= Stated goal =
Please restate the following records word for word.

= Data records =
— Start —

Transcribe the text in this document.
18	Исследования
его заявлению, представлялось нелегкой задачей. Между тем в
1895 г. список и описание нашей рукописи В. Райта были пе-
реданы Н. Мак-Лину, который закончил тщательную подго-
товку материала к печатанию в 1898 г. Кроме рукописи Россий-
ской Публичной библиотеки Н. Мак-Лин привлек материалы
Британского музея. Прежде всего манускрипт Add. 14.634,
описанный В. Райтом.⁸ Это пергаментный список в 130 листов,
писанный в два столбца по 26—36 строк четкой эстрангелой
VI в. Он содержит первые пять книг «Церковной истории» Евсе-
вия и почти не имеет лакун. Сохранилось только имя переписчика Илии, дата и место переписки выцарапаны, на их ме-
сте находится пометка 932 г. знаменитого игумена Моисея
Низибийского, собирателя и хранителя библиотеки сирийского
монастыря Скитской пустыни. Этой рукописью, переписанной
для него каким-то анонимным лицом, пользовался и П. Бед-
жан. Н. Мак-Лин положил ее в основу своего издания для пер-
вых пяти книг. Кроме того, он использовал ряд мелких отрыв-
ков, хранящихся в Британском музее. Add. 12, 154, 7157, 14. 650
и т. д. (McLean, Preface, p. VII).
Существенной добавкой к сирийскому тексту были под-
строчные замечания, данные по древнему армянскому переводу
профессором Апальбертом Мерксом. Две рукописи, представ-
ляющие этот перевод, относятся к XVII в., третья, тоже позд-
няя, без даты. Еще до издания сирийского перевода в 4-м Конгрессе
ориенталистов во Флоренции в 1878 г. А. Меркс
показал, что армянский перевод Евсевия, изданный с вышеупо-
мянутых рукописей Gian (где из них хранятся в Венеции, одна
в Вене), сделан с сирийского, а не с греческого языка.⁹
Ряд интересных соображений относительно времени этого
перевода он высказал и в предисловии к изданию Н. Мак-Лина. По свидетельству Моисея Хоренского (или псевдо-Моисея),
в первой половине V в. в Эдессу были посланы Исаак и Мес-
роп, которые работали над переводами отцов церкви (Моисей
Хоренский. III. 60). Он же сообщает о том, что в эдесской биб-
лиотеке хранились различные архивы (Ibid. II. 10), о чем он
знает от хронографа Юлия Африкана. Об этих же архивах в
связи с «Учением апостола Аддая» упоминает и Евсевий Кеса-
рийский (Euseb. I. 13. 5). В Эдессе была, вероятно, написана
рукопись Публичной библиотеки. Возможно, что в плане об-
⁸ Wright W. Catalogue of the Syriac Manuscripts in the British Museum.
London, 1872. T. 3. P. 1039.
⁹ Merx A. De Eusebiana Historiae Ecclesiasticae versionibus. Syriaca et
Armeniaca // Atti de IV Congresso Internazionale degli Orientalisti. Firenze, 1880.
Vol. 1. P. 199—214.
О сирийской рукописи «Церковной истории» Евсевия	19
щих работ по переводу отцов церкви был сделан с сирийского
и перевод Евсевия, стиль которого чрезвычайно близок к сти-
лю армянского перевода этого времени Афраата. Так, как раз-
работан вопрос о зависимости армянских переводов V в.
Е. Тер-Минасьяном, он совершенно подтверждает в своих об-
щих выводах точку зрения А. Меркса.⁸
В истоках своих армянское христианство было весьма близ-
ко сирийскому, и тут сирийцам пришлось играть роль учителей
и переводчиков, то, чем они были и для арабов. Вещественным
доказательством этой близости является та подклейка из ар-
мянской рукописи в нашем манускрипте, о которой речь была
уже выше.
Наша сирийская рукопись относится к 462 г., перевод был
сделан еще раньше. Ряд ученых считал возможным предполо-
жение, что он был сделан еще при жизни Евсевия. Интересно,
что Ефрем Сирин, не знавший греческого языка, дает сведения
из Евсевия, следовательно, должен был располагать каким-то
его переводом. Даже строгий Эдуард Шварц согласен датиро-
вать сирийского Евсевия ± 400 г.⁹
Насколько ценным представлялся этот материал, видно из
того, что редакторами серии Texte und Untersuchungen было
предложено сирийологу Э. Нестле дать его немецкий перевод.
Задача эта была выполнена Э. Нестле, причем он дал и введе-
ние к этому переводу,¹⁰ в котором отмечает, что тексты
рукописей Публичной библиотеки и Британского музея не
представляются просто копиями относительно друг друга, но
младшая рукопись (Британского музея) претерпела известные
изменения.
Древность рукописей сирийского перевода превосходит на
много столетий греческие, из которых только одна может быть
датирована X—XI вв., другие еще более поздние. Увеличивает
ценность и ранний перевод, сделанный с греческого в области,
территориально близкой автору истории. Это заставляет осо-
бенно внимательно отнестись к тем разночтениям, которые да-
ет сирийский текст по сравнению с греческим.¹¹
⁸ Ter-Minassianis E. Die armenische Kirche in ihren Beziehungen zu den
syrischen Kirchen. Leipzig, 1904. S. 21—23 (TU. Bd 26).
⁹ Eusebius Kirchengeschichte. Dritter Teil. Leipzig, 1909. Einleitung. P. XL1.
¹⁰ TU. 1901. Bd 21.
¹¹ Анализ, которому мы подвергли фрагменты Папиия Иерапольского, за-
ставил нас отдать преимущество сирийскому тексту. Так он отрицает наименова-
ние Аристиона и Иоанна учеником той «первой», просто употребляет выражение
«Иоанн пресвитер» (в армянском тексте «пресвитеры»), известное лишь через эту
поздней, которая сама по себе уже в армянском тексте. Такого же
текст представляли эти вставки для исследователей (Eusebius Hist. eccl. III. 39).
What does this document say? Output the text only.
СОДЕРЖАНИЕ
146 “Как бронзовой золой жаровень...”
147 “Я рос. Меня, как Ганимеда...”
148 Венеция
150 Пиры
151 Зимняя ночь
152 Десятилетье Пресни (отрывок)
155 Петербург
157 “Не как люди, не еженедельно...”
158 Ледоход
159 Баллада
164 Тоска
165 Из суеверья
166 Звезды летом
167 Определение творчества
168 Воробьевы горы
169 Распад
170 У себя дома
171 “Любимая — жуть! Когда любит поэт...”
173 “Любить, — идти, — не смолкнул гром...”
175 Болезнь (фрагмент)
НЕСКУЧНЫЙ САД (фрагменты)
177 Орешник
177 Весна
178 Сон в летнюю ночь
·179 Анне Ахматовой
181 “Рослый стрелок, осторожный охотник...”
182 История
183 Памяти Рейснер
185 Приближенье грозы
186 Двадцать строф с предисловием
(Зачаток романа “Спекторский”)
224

— End —

= Answer for this exercise =
Transcribe the text in this document.
18	Исследования
его заявлению, представлялось нелегкой задачей. Между тем в
1895 г. список и описание нашей рукописи В. Райта были пе-
реданы Н. Мак-Лину, который закончил тщательную подго-
товку материала к печатанию в 1898 г. Кроме рукописи Россий-
ской Публичной библиотеки Н. Мак-Лин привлек материалы
Британского музея. Прежде всего манускрипт Add. 14.634,
описанный В. Райтом.⁸ Это пергаментный список в 130 листов,
писанный в два столбца по 26—36 строк четкой эстрангелой
VI в. Он содержит первые пять книг «Церковной истории» Евсе-
вия и почти не имеет лакун. Сохранилось только имя переписчика Илии, дата и место переписки выцарапаны, на их ме-
сте находится пометка 932 г. знаменитого игумена Моисея
Низибийского, собирателя и хранителя библиотеки сирийского
монастыря Скитской пустыни. Этой рукописью, переписанной
для него каким-то анонимным лицом, пользовался и П. Бед-
жан. Н. Мак-Лин положил ее в основу своего издания для пер-
вых пяти книг. Кроме того, он использовал ряд мелких отрыв-
ков, хранящихся в Британском музее. Add. 12, 154, 7157, 14. 650
и т. д. (McLean, Preface, p. VII).
Существенной добавкой к сирийскому тексту были под-
строчные замечания, данные по древнему армянскому переводу
профессором Апальбертом Мерксом. Две рукописи, представ-
ляющие этот перевод, относятся к XVII в., третья, тоже позд-
няя, без даты. Еще до издания сирийского перевода в 4-м Конгрессе
ориенталистов во Флоренции в 1878 г. А. Меркс
показал, что армянский перевод Евсевия, изданный с вышеупо-
мянутых рукописей Gian (где из них хранятся в Венеции, одна
в Вене), сделан с сирийского, а не с греческого языка.⁹
Ряд интересных соображений относительно времени этого
перевода он высказал и в предисловии к изданию Н. Мак-Лина. По свидетельству Моисея Хоренского (или псевдо-Моисея),
в первой половине V в. в Эдессу были посланы Исаак и Мес-
роп, которые работали над переводами отцов церкви (Моисей
Хоренский. III. 60). Он же сообщает о том, что в эдесской биб-
лиотеке хранились различные архивы (Ibid. II. 10), о чем он
знает от хронографа Юлия Африкана. Об этих же архивах в
связи с «Учением апостола Аддая» упоминает и Евсевий Кеса-
рийский (Euseb. I. 13. 5). В Эдессе была, вероятно, написана
рукопись Публичной библиотеки. Возможно, что в плане об-
⁸ Wright W. Catalogue of the Syriac Manuscripts in the British Museum.
London, 1872. T. 3. P. 1039.
⁹ Merx A. De Eusebiana Historiae Ecclesiasticae versionibus. Syriaca et
Armeniaca // Atti de IV Congresso Internazionale degli Orientalisti. Firenze, 1880.
Vol. 1. P. 199—214.
О сирийской рукописи «Церковной истории» Евсевия	19
щих работ по переводу отцов церкви был сделан с сирийского
и перевод Евсевия, стиль которого чрезвычайно близок к сти-
лю армянского перевода этого времени Афраата. Так, как раз-
работан вопрос о зависимости армянских переводов V в.
Е. Тер-Минасьяном, он совершенно подтверждает в своих об-
щих выводах точку зрения А. Меркса.⁸
В истоках своих армянское христианство было весьма близ-
ко сирийскому, и тут сирийцам пришлось играть роль учителей
и переводчиков, то, чем они были и для арабов. Вещественным
доказательством этой близости является та подклейка из ар-
мянской рукописи в нашем манускрипте, о которой речь была
уже выше.
Наша сирийская рукопись относится к 462 г., перевод был
сделан еще раньше. Ряд ученых считал возможным предполо-
жение, что он был сделан еще при жизни Евсевия. Интересно,
что Ефрем Сирин, не знавший греческого языка, дает сведения
из Евсевия, следовательно, должен был располагать каким-то
его переводом. Даже строгий Эдуард Шварц согласен датиро-
вать сирийского Евсевия ± 400 г.⁹
Насколько ценным представлялся этот материал, видно из
того, что редакторами серии Texte und Untersuchungen было
предложено сирийологу Э. Нестле дать его немецкий перевод.
Задача эта была выполнена Э. Нестле, причем он дал и введе-
ние к этому переводу,¹⁰ в котором отмечает, что тексты
рукописей Публичной библиотеки и Британского музея не
представляются просто копиями относительно друг друга, но
младшая рукопись (Британского музея) претерпела известные
изменения.
Древность рукописей сирийского перевода превосходит на
много столетий греческие, из которых только одна может быть
датирована X—XI вв., другие еще более поздние. Увеличивает
ценность и ранний перевод, сделанный с греческого в области,
территориально близкой автору истории. Это заставляет осо-
бенно внимательно отнестись к тем разночтениям, которые да-
ет сирийский текст по сравнению с греческим.¹¹
⁸ Ter-Minassianis E. Die armenische Kirche in ihren Beziehungen zu den
syrischen Kirchen. Leipzig, 1904. S. 21—23 (TU. Bd 26).
⁹ Eusebius Kirchengeschichte. Dritter Teil. Leipzig, 1909. Einleitung. P. XL1.
¹⁰ TU. 1901. Bd 21.
¹¹ Анализ, которому мы подвергли фрагменты Папиия Иерапольского, за-
ставил нас отдать преимущество сирийскому тексту. Так он отрицает наименова-
ние Аристиона и Иоанна учеником той «первой», просто употребляет выражение
«Иоанн пресвитер» (в армянском тексте «пресвитеры»), известное лишь через эту
поздней, которая сама по себе уже в армянском тексте. Такого же
текст представляли эти вставки для исследователей (Eusebius Hist. eccl. III. 39).
What does this document say? Output the text only.
СОДЕРЖАНИЕ
146 “Как бронзовой золой жаровень...”
147 “Я рос. Меня, как Ганимеда...”
148 Венеция
150 Пиры
151 Зимняя ночь
152 Десятилетье Пресни (отрывок)
155 Петербург
157 “Не как люди, не еженедельно...”
158 Ледоход
159 Баллада
164 Тоска
165 Из суеверья
166 Звезды летом
167 Определение творчества
168 Воробьевы горы
169 Распад
170 У себя дома
171 “Любимая — жуть! Когда любит поэт...”
173 “Любить, — идти, — не смолкнул гром...”
175 Болезнь (фрагмент)
НЕСКУЧНЫЙ САД (фрагменты)
177 Орешник
177 Весна
178 Сон в летнюю ночь
·179 Анне Ахматовой
181 “Рослый стрелок, осторожный охотник...”
182 История
183 Памяти Рейснер
185 Приближенье грозы
186 Двадцать строф с предисловием
(Зачаток романа “Спекторский”)
224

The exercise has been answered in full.